• **TASK TO CARRY OUT**
Show every line of the rows below that contains the string "down", with case counting.

(Rows from a dataset)
— START —

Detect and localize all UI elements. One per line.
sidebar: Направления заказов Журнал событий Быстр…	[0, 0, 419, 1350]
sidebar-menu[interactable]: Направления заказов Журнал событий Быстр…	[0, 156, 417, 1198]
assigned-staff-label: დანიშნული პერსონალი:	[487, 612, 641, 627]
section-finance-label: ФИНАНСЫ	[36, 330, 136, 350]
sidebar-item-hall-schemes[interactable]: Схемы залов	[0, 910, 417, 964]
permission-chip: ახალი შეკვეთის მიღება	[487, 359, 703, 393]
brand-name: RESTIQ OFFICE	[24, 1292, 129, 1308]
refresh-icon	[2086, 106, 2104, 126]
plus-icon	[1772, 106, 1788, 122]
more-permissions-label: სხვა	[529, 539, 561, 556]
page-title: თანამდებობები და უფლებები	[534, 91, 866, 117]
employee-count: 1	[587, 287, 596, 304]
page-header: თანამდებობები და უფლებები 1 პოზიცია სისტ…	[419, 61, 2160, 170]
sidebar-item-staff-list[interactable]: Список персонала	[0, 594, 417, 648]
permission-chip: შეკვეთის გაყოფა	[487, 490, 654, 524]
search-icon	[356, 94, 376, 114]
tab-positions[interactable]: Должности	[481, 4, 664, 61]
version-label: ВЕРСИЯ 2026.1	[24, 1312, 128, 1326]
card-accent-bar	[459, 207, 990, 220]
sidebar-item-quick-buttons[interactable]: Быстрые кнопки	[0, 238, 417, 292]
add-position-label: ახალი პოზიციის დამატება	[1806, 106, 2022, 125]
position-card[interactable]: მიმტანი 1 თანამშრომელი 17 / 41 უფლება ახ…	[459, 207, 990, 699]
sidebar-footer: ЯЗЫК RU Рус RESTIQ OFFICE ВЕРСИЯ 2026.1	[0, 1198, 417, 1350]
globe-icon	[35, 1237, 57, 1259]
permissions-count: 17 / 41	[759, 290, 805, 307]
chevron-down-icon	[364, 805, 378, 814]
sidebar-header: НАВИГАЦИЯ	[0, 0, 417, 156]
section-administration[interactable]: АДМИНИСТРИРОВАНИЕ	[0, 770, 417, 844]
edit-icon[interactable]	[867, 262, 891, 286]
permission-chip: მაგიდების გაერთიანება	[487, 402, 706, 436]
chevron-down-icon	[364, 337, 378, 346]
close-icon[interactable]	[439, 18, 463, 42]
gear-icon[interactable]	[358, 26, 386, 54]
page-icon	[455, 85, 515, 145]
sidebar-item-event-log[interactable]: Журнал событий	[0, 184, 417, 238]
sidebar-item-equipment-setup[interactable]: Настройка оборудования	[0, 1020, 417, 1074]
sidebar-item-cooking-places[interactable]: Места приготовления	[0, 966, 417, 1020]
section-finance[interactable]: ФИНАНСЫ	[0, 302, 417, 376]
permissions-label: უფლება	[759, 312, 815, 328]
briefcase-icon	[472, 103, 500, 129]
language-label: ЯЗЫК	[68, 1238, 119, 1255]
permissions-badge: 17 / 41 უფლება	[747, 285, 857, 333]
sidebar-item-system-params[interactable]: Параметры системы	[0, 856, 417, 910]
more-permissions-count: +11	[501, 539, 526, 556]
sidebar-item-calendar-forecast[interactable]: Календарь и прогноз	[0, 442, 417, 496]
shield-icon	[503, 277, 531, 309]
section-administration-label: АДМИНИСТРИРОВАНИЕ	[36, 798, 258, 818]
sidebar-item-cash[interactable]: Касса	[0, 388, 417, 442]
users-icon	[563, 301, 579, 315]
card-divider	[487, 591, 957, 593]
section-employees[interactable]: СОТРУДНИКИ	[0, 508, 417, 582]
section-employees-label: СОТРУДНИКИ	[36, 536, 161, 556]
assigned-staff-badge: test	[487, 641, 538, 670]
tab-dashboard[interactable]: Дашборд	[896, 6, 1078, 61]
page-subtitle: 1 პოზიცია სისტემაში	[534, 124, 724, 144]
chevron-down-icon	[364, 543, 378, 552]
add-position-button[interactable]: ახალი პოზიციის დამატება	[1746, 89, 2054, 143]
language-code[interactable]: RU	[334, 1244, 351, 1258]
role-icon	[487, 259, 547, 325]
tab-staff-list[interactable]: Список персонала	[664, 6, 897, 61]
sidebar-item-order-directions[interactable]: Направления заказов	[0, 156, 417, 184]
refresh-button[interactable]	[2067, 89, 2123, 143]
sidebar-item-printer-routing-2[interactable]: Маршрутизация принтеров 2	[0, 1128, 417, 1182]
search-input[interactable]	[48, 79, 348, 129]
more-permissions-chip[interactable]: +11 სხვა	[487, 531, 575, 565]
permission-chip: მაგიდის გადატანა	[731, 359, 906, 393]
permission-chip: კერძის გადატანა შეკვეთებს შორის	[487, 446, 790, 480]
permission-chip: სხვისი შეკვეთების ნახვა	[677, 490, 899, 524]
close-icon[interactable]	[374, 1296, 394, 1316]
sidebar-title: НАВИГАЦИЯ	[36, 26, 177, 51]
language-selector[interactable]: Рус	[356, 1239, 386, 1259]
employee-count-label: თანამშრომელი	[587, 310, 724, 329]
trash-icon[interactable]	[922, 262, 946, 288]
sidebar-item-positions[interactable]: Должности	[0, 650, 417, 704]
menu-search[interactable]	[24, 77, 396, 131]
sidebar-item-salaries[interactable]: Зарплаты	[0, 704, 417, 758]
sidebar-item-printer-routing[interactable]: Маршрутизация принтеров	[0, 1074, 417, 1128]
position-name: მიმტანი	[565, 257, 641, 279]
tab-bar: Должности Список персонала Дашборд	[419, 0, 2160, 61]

— END —

• **RESPONSE TO THE EXERCISE**
chevron-down-icon	[364, 805, 378, 814]
chevron-down-icon	[364, 337, 378, 346]
chevron-down-icon	[364, 543, 378, 552]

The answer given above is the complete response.